* Start Entries shown *

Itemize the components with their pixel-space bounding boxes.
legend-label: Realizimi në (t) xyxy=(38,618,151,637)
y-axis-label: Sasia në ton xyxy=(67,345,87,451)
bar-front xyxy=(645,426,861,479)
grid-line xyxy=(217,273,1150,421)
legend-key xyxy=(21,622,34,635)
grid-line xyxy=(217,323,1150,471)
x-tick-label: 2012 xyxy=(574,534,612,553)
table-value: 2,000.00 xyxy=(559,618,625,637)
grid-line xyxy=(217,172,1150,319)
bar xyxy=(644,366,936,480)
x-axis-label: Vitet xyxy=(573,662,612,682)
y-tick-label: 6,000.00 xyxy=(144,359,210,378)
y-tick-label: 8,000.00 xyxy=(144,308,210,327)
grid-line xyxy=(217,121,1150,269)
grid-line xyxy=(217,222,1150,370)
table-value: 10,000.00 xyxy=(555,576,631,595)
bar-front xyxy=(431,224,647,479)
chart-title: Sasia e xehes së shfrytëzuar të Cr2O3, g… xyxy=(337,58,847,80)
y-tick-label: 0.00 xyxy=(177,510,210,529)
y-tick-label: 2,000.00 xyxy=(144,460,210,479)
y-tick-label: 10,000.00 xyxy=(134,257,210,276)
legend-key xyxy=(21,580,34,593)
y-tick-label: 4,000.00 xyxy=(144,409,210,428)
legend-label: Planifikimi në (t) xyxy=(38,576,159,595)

* End Entries shown *

State how many lines of the entries contain the string "axis", with case counting. Give only the number.

Solution to the exercise.
2